-- begin --

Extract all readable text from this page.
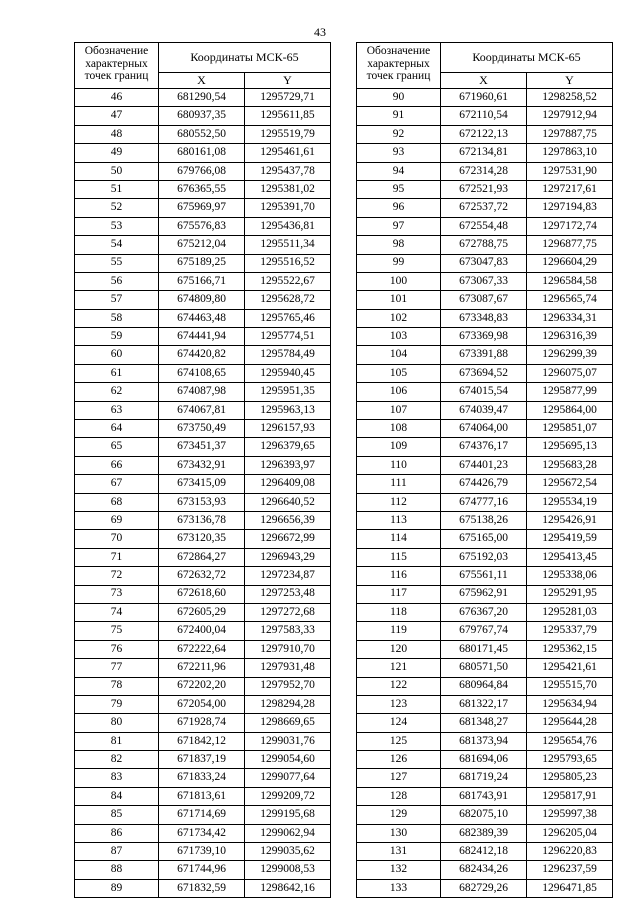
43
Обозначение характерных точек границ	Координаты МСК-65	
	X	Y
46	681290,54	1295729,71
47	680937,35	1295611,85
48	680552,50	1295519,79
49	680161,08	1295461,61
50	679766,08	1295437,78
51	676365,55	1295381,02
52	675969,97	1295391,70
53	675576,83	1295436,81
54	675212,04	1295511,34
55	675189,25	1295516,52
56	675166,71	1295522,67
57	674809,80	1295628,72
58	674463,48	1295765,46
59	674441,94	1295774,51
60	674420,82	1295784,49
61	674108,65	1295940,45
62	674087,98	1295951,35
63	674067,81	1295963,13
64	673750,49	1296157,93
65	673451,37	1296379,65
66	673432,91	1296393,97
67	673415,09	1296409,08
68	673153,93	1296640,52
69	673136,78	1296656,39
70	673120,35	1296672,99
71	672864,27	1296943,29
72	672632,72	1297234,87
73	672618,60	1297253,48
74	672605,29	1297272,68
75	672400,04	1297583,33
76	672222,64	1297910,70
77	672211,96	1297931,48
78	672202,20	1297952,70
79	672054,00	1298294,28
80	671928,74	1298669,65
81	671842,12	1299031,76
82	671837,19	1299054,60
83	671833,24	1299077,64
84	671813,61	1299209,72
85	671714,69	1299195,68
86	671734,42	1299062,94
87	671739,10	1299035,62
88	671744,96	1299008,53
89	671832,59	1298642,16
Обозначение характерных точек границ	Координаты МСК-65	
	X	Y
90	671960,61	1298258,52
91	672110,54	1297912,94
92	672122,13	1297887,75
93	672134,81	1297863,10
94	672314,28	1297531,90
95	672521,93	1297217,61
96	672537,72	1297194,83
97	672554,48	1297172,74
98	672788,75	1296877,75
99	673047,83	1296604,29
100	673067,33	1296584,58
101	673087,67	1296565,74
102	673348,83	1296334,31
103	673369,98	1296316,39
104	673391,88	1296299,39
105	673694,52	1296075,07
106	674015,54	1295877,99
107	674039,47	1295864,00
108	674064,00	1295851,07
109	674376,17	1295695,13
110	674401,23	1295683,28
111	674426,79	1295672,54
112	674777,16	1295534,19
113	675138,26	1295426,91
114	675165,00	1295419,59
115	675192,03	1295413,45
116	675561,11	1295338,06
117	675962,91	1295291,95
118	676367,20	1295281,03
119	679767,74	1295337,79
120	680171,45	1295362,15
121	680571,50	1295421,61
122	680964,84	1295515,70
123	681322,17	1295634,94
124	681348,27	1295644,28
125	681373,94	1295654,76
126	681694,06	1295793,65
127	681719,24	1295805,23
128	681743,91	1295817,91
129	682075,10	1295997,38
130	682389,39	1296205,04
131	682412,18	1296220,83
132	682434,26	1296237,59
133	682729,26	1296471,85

-- end --

## WHAT IS BEING ASKED
Print the full listing exactly, dropping the pictures.

## WRITTEN RESPONSE
Extract all readable text from this page.
43
Обозначение характерных точек границ	Координаты МСК-65	
	X	Y
46	681290,54	1295729,71
47	680937,35	1295611,85
48	680552,50	1295519,79
49	680161,08	1295461,61
50	679766,08	1295437,78
51	676365,55	1295381,02
52	675969,97	1295391,70
53	675576,83	1295436,81
54	675212,04	1295511,34
55	675189,25	1295516,52
56	675166,71	1295522,67
57	674809,80	1295628,72
58	674463,48	1295765,46
59	674441,94	1295774,51
60	674420,82	1295784,49
61	674108,65	1295940,45
62	674087,98	1295951,35
63	674067,81	1295963,13
64	673750,49	1296157,93
65	673451,37	1296379,65
66	673432,91	1296393,97
67	673415,09	1296409,08
68	673153,93	1296640,52
69	673136,78	1296656,39
70	673120,35	1296672,99
71	672864,27	1296943,29
72	672632,72	1297234,87
73	672618,60	1297253,48
74	672605,29	1297272,68
75	672400,04	1297583,33
76	672222,64	1297910,70
77	672211,96	1297931,48
78	672202,20	1297952,70
79	672054,00	1298294,28
80	671928,74	1298669,65
81	671842,12	1299031,76
82	671837,19	1299054,60
83	671833,24	1299077,64
84	671813,61	1299209,72
85	671714,69	1299195,68
86	671734,42	1299062,94
87	671739,10	1299035,62
88	671744,96	1299008,53
89	671832,59	1298642,16
Обозначение характерных точек границ	Координаты МСК-65	
	X	Y
90	671960,61	1298258,52
91	672110,54	1297912,94
92	672122,13	1297887,75
93	672134,81	1297863,10
94	672314,28	1297531,90
95	672521,93	1297217,61
96	672537,72	1297194,83
97	672554,48	1297172,74
98	672788,75	1296877,75
99	673047,83	1296604,29
100	673067,33	1296584,58
101	673087,67	1296565,74
102	673348,83	1296334,31
103	673369,98	1296316,39
104	673391,88	1296299,39
105	673694,52	1296075,07
106	674015,54	1295877,99
107	674039,47	1295864,00
108	674064,00	1295851,07
109	674376,17	1295695,13
110	674401,23	1295683,28
111	674426,79	1295672,54
112	674777,16	1295534,19
113	675138,26	1295426,91
114	675165,00	1295419,59
115	675192,03	1295413,45
116	675561,11	1295338,06
117	675962,91	1295291,95
118	676367,20	1295281,03
119	679767,74	1295337,79
120	680171,45	1295362,15
121	680571,50	1295421,61
122	680964,84	1295515,70
123	681322,17	1295634,94
124	681348,27	1295644,28
125	681373,94	1295654,76
126	681694,06	1295793,65
127	681719,24	1295805,23
128	681743,91	1295817,91
129	682075,10	1295997,38
130	682389,39	1296205,04
131	682412,18	1296220,83
132	682434,26	1296237,59
133	682729,26	1296471,85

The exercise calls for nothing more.